**Brief:** Find each line with the string "Crossref" and copy it.
[BEGIN Data entries]
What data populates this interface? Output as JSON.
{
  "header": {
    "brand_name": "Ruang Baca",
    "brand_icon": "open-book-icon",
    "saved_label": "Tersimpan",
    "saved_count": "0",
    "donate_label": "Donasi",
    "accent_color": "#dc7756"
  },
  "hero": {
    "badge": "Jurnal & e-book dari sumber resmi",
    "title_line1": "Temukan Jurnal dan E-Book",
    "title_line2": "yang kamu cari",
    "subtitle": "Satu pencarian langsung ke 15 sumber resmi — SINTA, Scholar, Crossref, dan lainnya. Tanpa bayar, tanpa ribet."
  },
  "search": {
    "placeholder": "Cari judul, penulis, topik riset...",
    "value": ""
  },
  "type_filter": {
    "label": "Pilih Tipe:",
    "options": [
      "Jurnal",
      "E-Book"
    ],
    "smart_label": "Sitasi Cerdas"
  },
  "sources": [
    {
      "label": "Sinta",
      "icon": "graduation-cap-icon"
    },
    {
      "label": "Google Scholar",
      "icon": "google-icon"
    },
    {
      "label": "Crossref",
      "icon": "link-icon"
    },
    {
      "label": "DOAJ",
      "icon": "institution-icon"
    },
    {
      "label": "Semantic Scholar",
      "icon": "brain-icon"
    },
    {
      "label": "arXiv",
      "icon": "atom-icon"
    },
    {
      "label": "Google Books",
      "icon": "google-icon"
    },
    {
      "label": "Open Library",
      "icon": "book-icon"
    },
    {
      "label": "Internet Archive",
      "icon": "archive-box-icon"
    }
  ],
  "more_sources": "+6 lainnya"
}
[END Data entries]
**Problem solution:**
    "subtitle": "Satu pencarian langsung ke 15 sumber resmi — SINTA, Scholar, Crossref, dan lainnya. Tanpa bayar, tanpa ribet."
      "label": "Crossref",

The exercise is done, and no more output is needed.